» **EXERCISE DIRECTIONS**:
Omit every picture and write out the rest of the records exactly.

» **MATERIAL SHOWN**:
>> start

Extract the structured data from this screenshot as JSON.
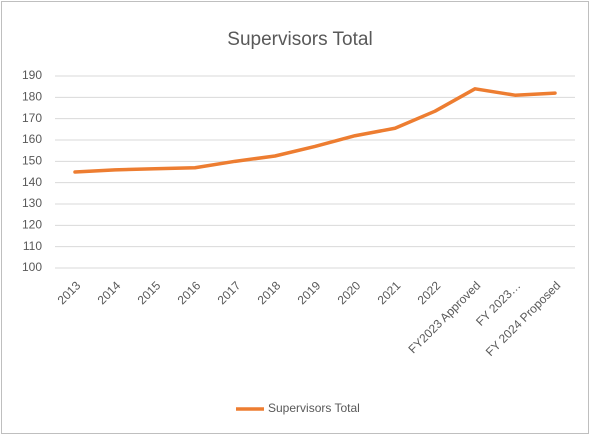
{
  "chart_data": {
    "type": "line",
    "title": "Supervisors Total",
    "categories": [
      "2013",
      "2014",
      "2015",
      "2016",
      "2017",
      "2018",
      "2019",
      "2020",
      "2021",
      "2022",
      "FY2023 Approved",
      "FY 2023…",
      "FY 2024 Proposed"
    ],
    "series": [
      {
        "name": "Supervisors Total",
        "color": "#ed7d31",
        "values": [
          145,
          146,
          146.5,
          147,
          150,
          152.5,
          157,
          162,
          165.5,
          173.5,
          184,
          181,
          182
        ]
      }
    ],
    "ylim": [
      100,
      190
    ],
    "yticks": [
      100,
      110,
      120,
      130,
      140,
      150,
      160,
      170,
      180,
      190
    ],
    "grid": true
  }
}
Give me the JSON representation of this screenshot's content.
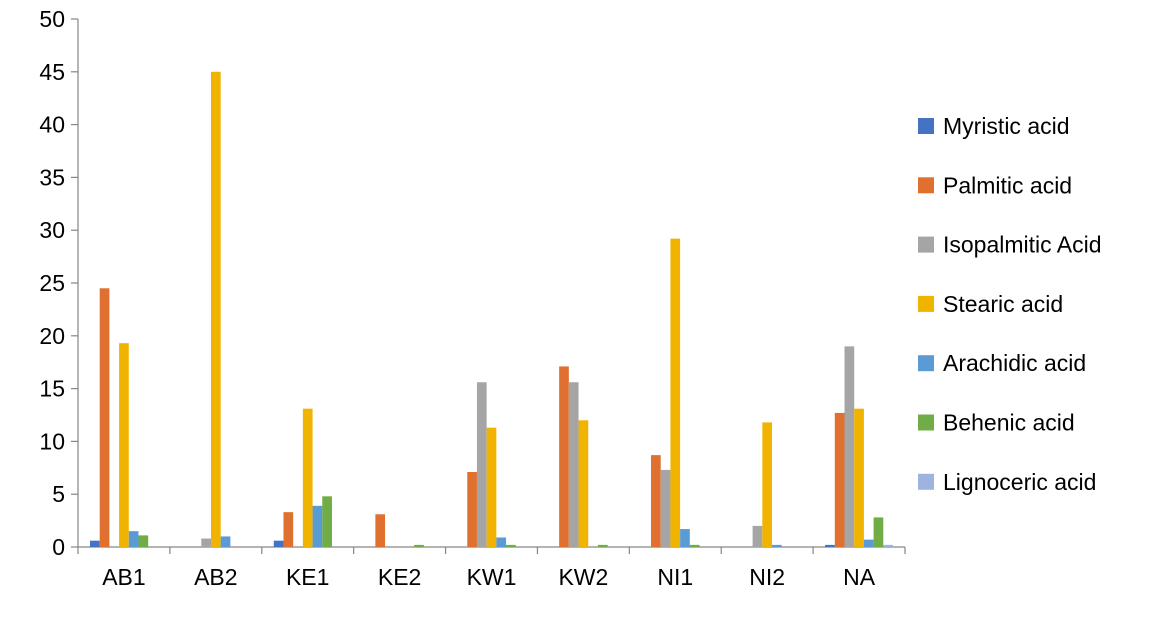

>> end

» **WRITTEN RESPONSE**:
Extract the structured data from this screenshot as JSON.
{
  "chart_data": {
    "type": "line",
    "title": "Supervisors Total",
    "categories": [
      "2013",
      "2014",
      "2015",
      "2016",
      "2017",
      "2018",
      "2019",
      "2020",
      "2021",
      "2022",
      "FY2023 Approved",
      "FY 2023…",
      "FY 2024 Proposed"
    ],
    "series": [
      {
        "name": "Supervisors Total",
        "color": "#ed7d31",
        "values": [
          145,
          146,
          146.5,
          147,
          150,
          152.5,
          157,
          162,
          165.5,
          173.5,
          184,
          181,
          182
        ]
      }
    ],
    "ylim": [
      100,
      190
    ],
    "yticks": [
      100,
      110,
      120,
      130,
      140,
      150,
      160,
      170,
      180,
      190
    ],
    "grid": true
  }
}
Give me the JSON representation of this screenshot's content.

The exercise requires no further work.